**出題 1**
高年齢者雇用安定法に関する文章によると、1986年に法律の名称が変更されたとき、何を努力義務とする改正が行われたか。
**出題 2**
高年齢者雇用安定法に関する文章を、最後の文の後から書き継いでください。

**対象の文章**
- そもそも高年齢者雇用安定法とは?
- 高年齢者雇用安定法の改正内容
- 対応が必要な企業は?
- 義務化により注意すべきこと
- 2025年4月から求められる企業の対応
- 65歳以上の労働者を雇用する企業が利用できる助成金
- まとめ
そもそも高年齢者雇用安定法とは?

高年齢者雇用安定法とは、就労意欲のある高齢者が長く安心して働き続けられるよう、活躍しやすい環境を整備し、労働機会の確保や雇用安定化を進めるために制定された法律です。
1971年に制定された「中高年齢者等の雇用の促進に関する特別措置法」に端を発するもので、1986年に現在の「高年齢者等の雇用の安定等に関する法律(高年齢者雇用安定法)」という名称へと変更され、60歳定年を努力義務とする改正が行われました。
その後、定年を60歳以上に設定することを義務化する内容や、定年そのものの引き上げ、継続雇用制度の導入などさまざまな制度関連の改正が加えられ、今日に至っています。
高年齢者雇用安定法の改正内容

今回の改正は2021年4月1日に施行となったもので、年齢を重ねた人の雇用機会を適切に確保するための高年齢者就業確保措置における変更と新設項目が含まれています。また、雇用保険法改正に基づく変更点もあります。
さらに内容として義務にあたるものと、努力義務となるものがあるため、その点も整理しながら見ていきましょう。

**提供情報**
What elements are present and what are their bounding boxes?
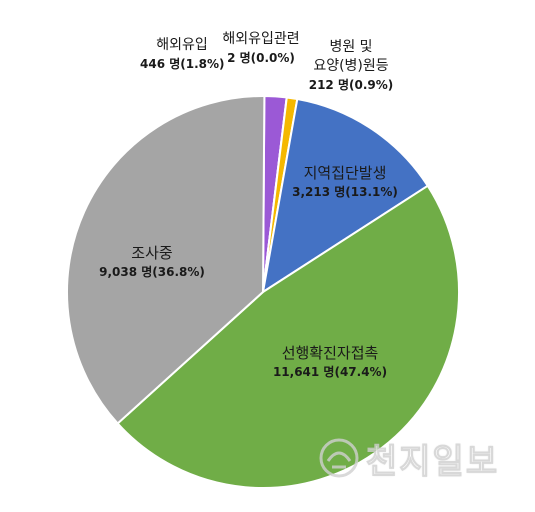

**回答 1**
60歳定年を努力義務とする改正です。

**回答 2**
65歳までの雇用確保
まず、65歳までの雇用に関しては、現時点で定年を65歳未満に定めている企業の場合、65歳までの定年の引き上げか、再雇用制度など65歳までの継続雇用制度の導入、あるいは定年の廃止のいずれかの措置を講じることが義務づけられます。
この改正内容が施行となった最初の2013年時点では、対象者を労使協定で限定し実施適用していた企業に関し、老齢厚生年金の報酬比例部分における支給開始年齢を段階的に引き上げることにより、対象者を限定したままでも良い旨が記され、経過措置として運用されてきましたが、この経過措置期間が2025年3月31日に終了するため、2025年4月1日以降は、希望者全員に65歳までの雇用機会を確保することが義務となります。
ただし、これは制度適用者を「希望者全員」とするものですから、必ず60~65歳の社員全員を雇用せねばならないわけではありません。
なお、最新の改正におけるポイントでは、70歳までの就業確保措置を講じることも挙げられますが、こちらは努力義務であり、義務とはされていません。
この努力義務では、次の5つのいずれかの措置をとるよう努めるとされています。1つは70歳までの定年引き上げ、2つ目は定年制の廃止、3つ目が70歳までの継続雇用制度(再雇用制度や勤務延長制度)の導入、4つ目は70歳まで継続的に業務委託を締結する制度の導入、5つ目が70歳まで事業主が自ら実施する社会貢献事業か、事業主がいたく・出資などを行っている団体の社会貢献事業に継続的に従事できる制度の導入です。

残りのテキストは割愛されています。